— EXERCISE REQUIREMENTS —
Without the pictures, return all of the material exactly as written.

— MATERIALS PROVIDED —
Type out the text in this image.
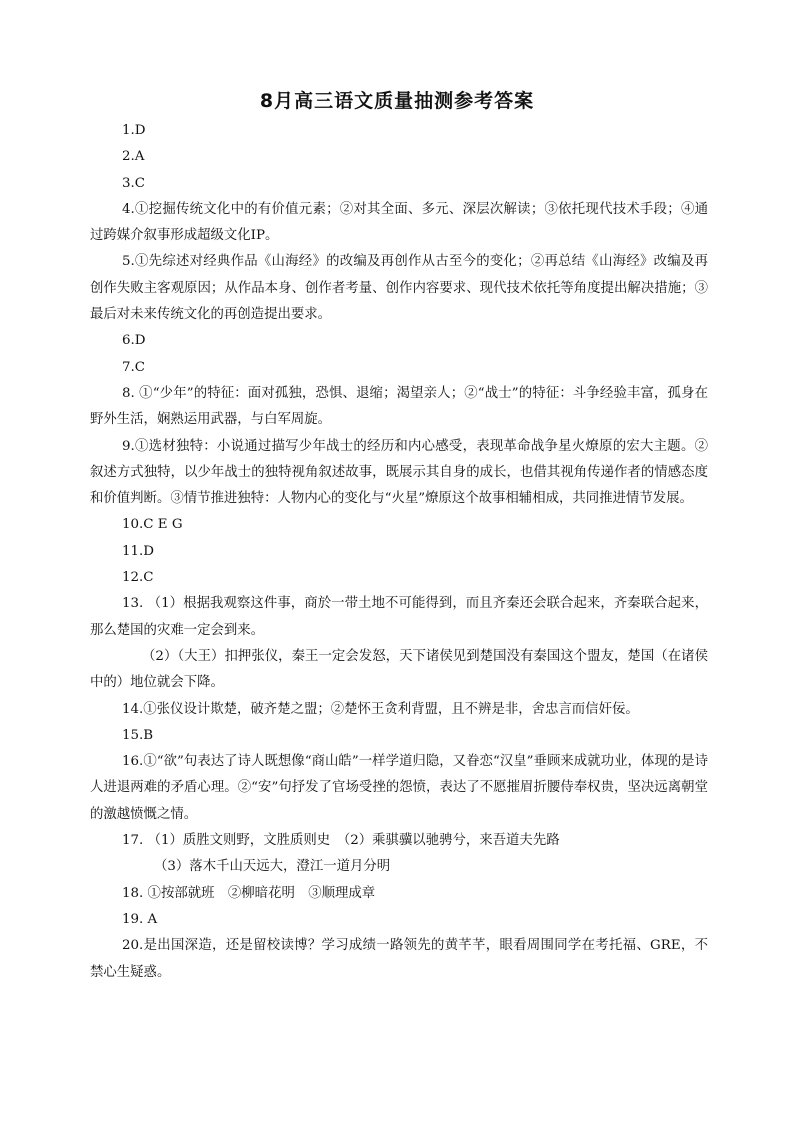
8月高三语文质量抽测参考答案

1.D

2.A

3.C

4.①挖掘传统文化中的有价值元素；②对其全面、多元、深层次解读；③依托现代技术手段；④通过跨媒介叙事形成超级文化IP。

5.①先综述对经典作品《山海经》的改编及再创作从古至今的变化；②再总结《山海经》改编及再创作失败主客观原因；从作品本身、创作者考量、创作内容要求、现代技术依托等角度提出解决措施；③最后对未来传统文化的再创造提出要求。

6.D

7.C

8. ①“少年”的特征：面对孤独，恐惧、退缩；渴望亲人；②“战士”的特征：斗争经验丰富，孤身在野外生活，娴熟运用武器，与白军周旋。

9.①选材独特：小说通过描写少年战士的经历和内心感受，表现革命战争星火燎原的宏大主题。②叙述方式独特，以少年战士的独特视角叙述故事，既展示其自身的成长，也借其视角传递作者的情感态度和价值判断。③情节推进独特：人物内心的变化与“火星”燎原这个故事相辅相成，共同推进情节发展。

10.C E G

11.D

12.C

13. （1）根据我观察这件事，商於一带土地不可能得到，而且齐秦还会联合起来，齐秦联合起来，那么楚国的灾难一定会到来。

（2）（大王）扣押张仪，秦王一定会发怒，天下诸侯见到楚国没有秦国这个盟友，楚国（在诸侯中的）地位就会下降。

14.①张仪设计欺楚，破齐楚之盟；②楚怀王贪利背盟，且不辨是非，舍忠言而信奸佞。

15.B

16.①“欲”句表达了诗人既想像“商山皓”一样学道归隐，又眷恋“汉皇”垂顾来成就功业，体现的是诗人进退两难的矛盾心理。②“安”句抒发了官场受挫的怨愤，表达了不愿摧眉折腰侍奉权贵，坚决远离朝堂的激越愤慨之情。

17. （1）质胜文则野，文胜质则史　（2）乘骐骥以驰骋兮，来吾道夫先路

（3）落木千山天远大，澄江一道月分明

18. ①按部就班　②柳暗花明　③顺理成章

19. A

20.是出国深造，还是留校读博？学习成绩一路领先的黄芊芊，眼看周围同学在考托福、GRE，不禁心生疑惑。
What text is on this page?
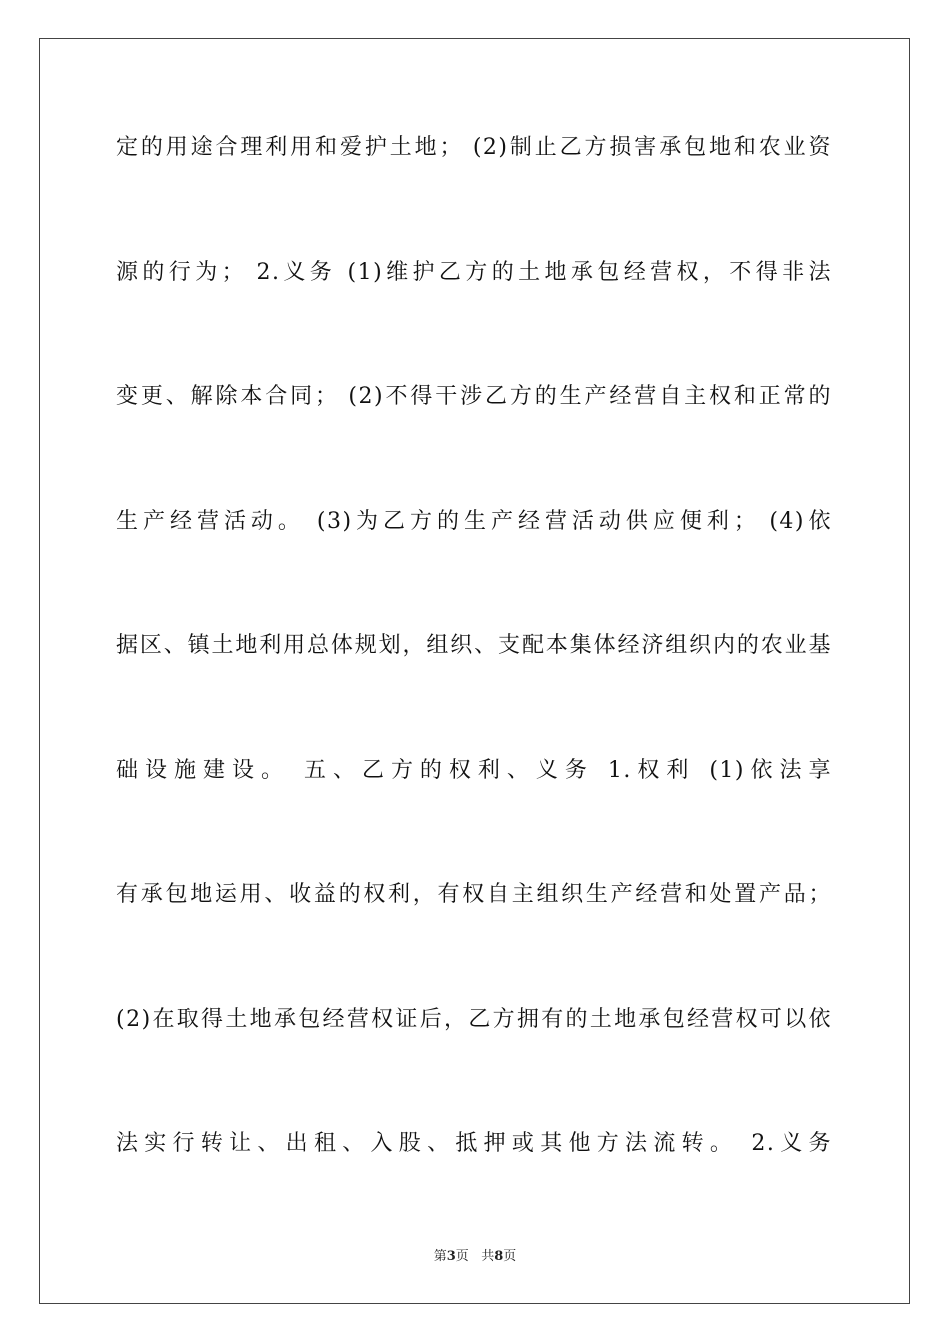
定的用途合理利用和爱护土地； (2)制止乙方损害承包地和农业资
源的行为； 2.义务 (1)维护乙方的土地承包经营权，不得非法
变更、解除本合同； (2)不得干涉乙方的生产经营自主权和正常的
生产经营活动。 (3)为乙方的生产经营活动供应便利； (4)依
据区、镇土地利用总体规划，组织、支配本集体经济组织内的农业基
础设施建设。 五、乙方的权利、义务 1.权利 (1)依法享
有承包地运用、收益的权利，有权自主组织生产经营和处置产品；
(2)在取得土地承包经营权证后，乙方拥有的土地承包经营权可以依
法实行转让、出租、入股、抵押或其他方法流转。 2.义务
第3页 共8页
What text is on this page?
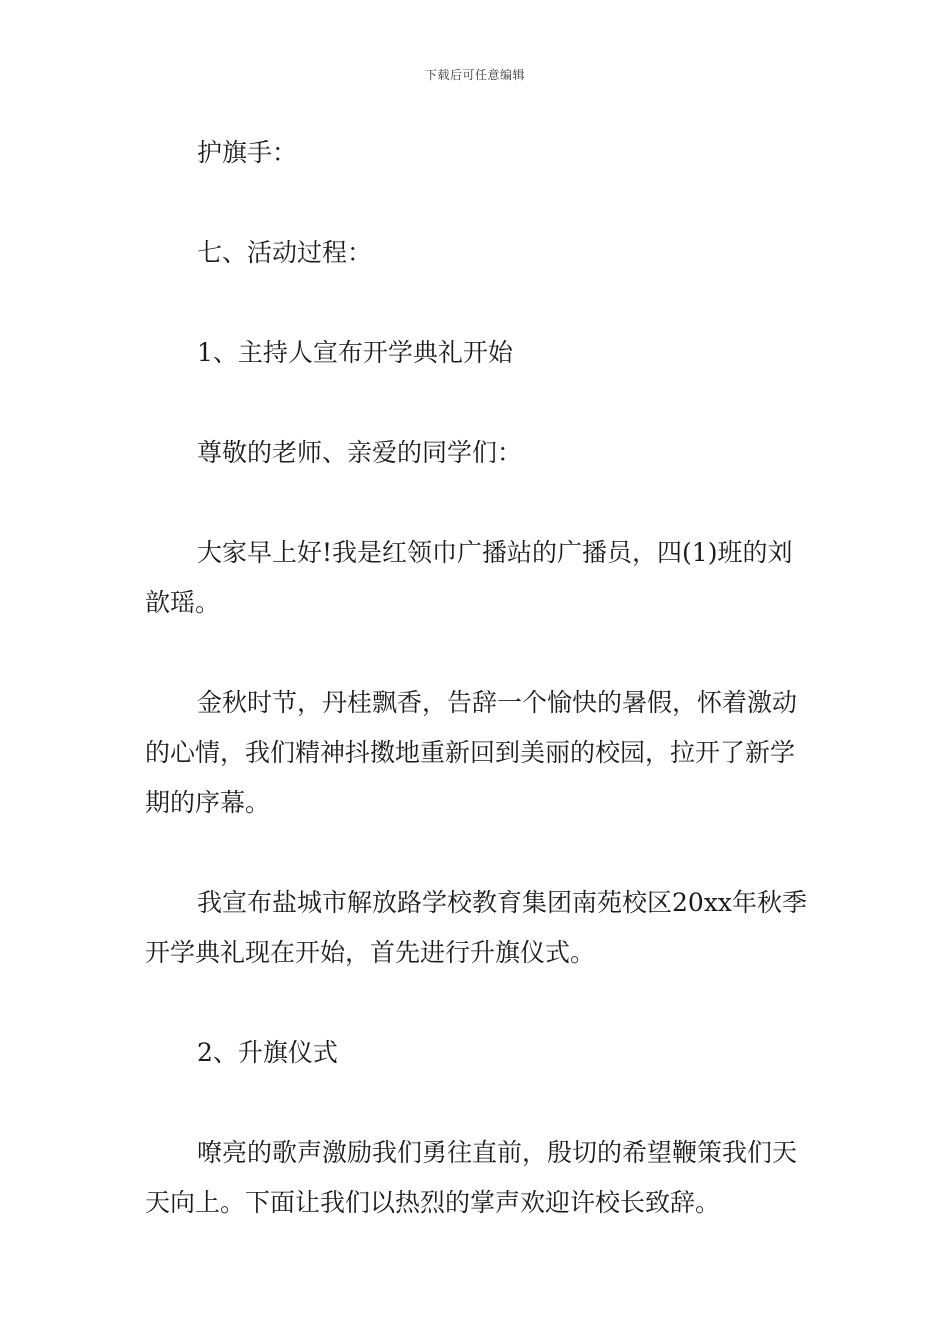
下载后可任意编辑

护旗手：

七、活动过程：

1、主持人宣布开学典礼开始

尊敬的老师、亲爱的同学们：

大家早上好!我是红领巾广播站的广播员，四(1)班的刘歆瑶。

金秋时节，丹桂飘香，告辞一个愉快的暑假，怀着激动的心情，我们精神抖擞地重新回到美丽的校园，拉开了新学期的序幕。

我宣布盐城市解放路学校教育集团南苑校区20xx年秋季开学典礼现在开始，首先进行升旗仪式。

2、升旗仪式

嘹亮的歌声激励我们勇往直前，殷切的希望鞭策我们天天向上。下面让我们以热烈的掌声欢迎许校长致辞。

— OUTPUT OF THE TASK —
Type out the text in this image.
8月高三语文质量抽测参考答案

1.D

2.A

3.C

4.①挖掘传统文化中的有价值元素；②对其全面、多元、深层次解读；③依托现代技术手段；④通过跨媒介叙事形成超级文化IP。

5.①先综述对经典作品《山海经》的改编及再创作从古至今的变化；②再总结《山海经》改编及再创作失败主客观原因；从作品本身、创作者考量、创作内容要求、现代技术依托等角度提出解决措施；③最后对未来传统文化的再创造提出要求。

6.D

7.C

8. ①“少年”的特征：面对孤独，恐惧、退缩；渴望亲人；②“战士”的特征：斗争经验丰富，孤身在野外生活，娴熟运用武器，与白军周旋。

9.①选材独特：小说通过描写少年战士的经历和内心感受，表现革命战争星火燎原的宏大主题。②叙述方式独特，以少年战士的独特视角叙述故事，既展示其自身的成长，也借其视角传递作者的情感态度和价值判断。③情节推进独特：人物内心的变化与“火星”燎原这个故事相辅相成，共同推进情节发展。

10.C E G

11.D

12.C

13. （1）根据我观察这件事，商於一带土地不可能得到，而且齐秦还会联合起来，齐秦联合起来，那么楚国的灾难一定会到来。

（2）（大王）扣押张仪，秦王一定会发怒，天下诸侯见到楚国没有秦国这个盟友，楚国（在诸侯中的）地位就会下降。

14.①张仪设计欺楚，破齐楚之盟；②楚怀王贪利背盟，且不辨是非，舍忠言而信奸佞。

15.B

16.①“欲”句表达了诗人既想像“商山皓”一样学道归隐，又眷恋“汉皇”垂顾来成就功业，体现的是诗人进退两难的矛盾心理。②“安”句抒发了官场受挫的怨愤，表达了不愿摧眉折腰侍奉权贵，坚决远离朝堂的激越愤慨之情。

17. （1）质胜文则野，文胜质则史　（2）乘骐骥以驰骋兮，来吾道夫先路

（3）落木千山天远大，澄江一道月分明

18. ①按部就班　②柳暗花明　③顺理成章

19. A

20.是出国深造，还是留校读博？学习成绩一路领先的黄芊芊，眼看周围同学在考托福、GRE，不禁心生疑惑。
What text is on this page?
定的用途合理利用和爱护土地； (2)制止乙方损害承包地和农业资
源的行为； 2.义务 (1)维护乙方的土地承包经营权，不得非法
变更、解除本合同； (2)不得干涉乙方的生产经营自主权和正常的
生产经营活动。 (3)为乙方的生产经营活动供应便利； (4)依
据区、镇土地利用总体规划，组织、支配本集体经济组织内的农业基
础设施建设。 五、乙方的权利、义务 1.权利 (1)依法享
有承包地运用、收益的权利，有权自主组织生产经营和处置产品；
(2)在取得土地承包经营权证后，乙方拥有的土地承包经营权可以依
法实行转让、出租、入股、抵押或其他方法流转。 2.义务
第3页 共8页
What text is on this page?
下载后可任意编辑

护旗手：

七、活动过程：

1、主持人宣布开学典礼开始

尊敬的老师、亲爱的同学们：

大家早上好!我是红领巾广播站的广播员，四(1)班的刘歆瑶。

金秋时节，丹桂飘香，告辞一个愉快的暑假，怀着激动的心情，我们精神抖擞地重新回到美丽的校园，拉开了新学期的序幕。

我宣布盐城市解放路学校教育集团南苑校区20xx年秋季开学典礼现在开始，首先进行升旗仪式。

2、升旗仪式

嘹亮的歌声激励我们勇往直前，殷切的希望鞭策我们天天向上。下面让我们以热烈的掌声欢迎许校长致辞。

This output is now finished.